Look through the records below and collect all lines that hold the string "Weekly".

═════ Input for this task

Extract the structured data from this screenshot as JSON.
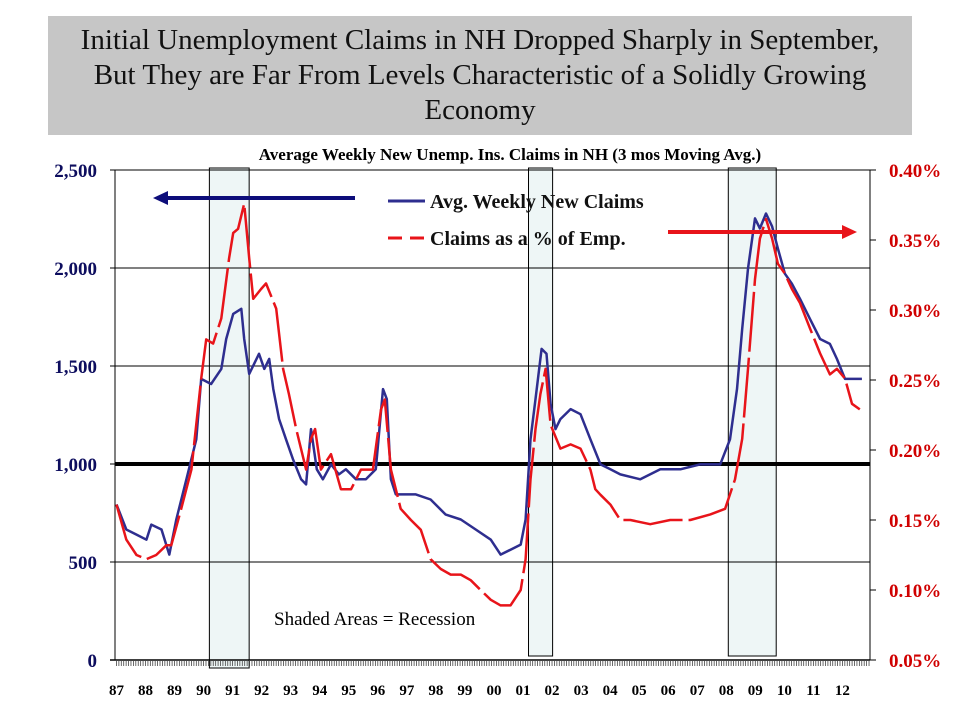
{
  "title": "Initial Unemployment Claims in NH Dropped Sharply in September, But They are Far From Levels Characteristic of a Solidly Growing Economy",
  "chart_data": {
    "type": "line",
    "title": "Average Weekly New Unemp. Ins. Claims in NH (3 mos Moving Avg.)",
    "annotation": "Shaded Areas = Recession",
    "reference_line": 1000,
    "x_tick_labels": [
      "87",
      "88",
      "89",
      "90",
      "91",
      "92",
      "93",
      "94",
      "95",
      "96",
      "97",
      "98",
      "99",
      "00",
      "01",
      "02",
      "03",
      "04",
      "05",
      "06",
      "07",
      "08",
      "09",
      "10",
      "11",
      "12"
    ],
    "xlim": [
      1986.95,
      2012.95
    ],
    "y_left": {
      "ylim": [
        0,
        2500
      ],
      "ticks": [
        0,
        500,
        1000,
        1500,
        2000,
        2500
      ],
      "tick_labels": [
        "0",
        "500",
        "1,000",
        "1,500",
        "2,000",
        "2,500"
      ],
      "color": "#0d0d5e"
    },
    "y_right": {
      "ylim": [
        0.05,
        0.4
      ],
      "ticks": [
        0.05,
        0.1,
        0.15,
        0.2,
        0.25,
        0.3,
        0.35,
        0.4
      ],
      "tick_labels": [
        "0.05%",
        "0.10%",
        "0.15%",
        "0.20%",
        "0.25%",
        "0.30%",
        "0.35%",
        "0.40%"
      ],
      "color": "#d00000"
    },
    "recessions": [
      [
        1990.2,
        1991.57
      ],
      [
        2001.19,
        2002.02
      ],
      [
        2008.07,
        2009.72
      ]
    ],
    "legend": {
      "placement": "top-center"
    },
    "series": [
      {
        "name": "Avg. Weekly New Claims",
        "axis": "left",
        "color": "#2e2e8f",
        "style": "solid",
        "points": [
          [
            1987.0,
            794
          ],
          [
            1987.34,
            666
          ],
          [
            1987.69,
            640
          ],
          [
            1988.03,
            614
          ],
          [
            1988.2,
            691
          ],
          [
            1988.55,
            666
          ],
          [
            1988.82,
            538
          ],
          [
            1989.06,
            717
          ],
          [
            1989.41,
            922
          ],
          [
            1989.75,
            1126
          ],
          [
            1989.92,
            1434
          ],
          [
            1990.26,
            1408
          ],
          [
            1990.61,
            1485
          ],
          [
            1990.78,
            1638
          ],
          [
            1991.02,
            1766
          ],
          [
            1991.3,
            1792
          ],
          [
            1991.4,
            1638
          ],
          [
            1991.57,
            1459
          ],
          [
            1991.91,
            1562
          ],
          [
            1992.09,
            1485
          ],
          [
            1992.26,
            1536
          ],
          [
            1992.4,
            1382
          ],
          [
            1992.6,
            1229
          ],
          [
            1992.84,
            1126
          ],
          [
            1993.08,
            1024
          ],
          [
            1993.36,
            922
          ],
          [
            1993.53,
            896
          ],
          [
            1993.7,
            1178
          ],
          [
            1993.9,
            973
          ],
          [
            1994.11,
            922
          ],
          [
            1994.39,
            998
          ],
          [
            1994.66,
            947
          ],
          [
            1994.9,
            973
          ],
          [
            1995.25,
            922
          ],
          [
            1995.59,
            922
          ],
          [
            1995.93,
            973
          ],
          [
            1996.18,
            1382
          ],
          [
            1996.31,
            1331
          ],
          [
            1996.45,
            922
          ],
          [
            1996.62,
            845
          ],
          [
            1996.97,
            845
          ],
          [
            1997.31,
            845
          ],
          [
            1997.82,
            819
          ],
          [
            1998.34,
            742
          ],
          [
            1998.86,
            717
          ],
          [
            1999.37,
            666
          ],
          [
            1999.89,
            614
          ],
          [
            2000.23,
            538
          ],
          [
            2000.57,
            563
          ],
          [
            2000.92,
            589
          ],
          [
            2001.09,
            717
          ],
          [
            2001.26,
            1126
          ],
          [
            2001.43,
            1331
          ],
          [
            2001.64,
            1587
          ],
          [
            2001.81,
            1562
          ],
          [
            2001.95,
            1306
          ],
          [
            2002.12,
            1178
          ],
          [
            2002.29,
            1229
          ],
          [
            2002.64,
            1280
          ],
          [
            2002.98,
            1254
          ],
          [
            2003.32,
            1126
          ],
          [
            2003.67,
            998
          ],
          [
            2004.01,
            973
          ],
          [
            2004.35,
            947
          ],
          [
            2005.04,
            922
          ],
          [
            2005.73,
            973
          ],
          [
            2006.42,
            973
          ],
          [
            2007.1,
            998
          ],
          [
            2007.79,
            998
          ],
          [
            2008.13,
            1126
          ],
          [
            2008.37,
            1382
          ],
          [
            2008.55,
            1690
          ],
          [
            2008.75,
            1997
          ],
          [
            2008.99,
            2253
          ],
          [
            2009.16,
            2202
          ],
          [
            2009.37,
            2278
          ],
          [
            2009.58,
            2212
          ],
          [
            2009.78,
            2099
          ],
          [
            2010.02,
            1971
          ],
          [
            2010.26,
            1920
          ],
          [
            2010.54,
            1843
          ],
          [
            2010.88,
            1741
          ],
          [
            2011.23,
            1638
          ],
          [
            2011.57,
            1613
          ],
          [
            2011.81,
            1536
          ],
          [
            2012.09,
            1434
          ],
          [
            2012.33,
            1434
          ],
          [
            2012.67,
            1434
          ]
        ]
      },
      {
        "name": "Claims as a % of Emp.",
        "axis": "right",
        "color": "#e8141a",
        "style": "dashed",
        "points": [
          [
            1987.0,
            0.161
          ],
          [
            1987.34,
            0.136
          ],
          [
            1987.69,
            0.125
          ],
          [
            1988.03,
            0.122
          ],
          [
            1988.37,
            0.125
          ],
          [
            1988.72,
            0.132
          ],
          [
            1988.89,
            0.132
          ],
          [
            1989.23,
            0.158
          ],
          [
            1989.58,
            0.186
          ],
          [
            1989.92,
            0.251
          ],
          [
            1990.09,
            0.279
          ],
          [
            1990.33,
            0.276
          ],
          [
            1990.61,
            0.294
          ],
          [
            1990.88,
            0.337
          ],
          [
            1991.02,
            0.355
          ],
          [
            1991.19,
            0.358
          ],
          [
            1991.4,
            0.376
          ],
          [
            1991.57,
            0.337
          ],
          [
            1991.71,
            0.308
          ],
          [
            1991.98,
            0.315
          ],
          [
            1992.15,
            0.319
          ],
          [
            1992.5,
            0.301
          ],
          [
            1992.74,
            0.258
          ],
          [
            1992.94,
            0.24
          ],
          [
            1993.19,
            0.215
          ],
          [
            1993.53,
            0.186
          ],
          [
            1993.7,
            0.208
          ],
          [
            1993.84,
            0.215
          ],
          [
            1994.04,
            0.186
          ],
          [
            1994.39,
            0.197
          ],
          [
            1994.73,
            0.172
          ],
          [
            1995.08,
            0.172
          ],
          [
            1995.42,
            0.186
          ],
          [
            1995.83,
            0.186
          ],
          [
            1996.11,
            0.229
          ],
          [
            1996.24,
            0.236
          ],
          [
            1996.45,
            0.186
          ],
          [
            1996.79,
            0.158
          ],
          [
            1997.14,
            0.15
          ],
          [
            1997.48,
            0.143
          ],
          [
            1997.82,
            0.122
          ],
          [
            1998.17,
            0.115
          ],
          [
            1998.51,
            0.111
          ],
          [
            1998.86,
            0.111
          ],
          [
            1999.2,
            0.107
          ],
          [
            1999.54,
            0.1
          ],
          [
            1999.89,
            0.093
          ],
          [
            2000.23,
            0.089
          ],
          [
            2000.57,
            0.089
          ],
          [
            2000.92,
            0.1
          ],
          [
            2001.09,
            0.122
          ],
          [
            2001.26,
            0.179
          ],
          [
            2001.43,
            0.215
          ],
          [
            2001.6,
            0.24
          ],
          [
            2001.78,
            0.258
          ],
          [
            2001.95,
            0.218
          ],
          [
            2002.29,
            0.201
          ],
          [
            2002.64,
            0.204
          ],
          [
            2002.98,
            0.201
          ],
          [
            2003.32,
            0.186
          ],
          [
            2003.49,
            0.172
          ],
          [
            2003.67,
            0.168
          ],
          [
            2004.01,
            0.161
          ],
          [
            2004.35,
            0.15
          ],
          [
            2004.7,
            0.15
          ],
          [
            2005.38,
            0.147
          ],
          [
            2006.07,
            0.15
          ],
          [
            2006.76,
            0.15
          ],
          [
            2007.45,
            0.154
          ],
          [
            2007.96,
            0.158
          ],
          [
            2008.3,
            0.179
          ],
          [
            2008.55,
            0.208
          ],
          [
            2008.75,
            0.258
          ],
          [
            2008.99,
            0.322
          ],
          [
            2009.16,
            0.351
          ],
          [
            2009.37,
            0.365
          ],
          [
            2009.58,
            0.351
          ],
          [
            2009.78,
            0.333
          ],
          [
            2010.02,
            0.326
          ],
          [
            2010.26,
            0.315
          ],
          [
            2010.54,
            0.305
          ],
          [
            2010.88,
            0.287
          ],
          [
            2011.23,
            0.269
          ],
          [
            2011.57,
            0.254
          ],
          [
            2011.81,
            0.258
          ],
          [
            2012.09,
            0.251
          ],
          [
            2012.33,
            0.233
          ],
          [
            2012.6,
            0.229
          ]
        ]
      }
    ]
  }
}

══════════

Full response
    "title": "Average Weekly New Unemp. Ins. Claims in NH (3 mos Moving Avg.)",
        "name": "Avg. Weekly New Claims",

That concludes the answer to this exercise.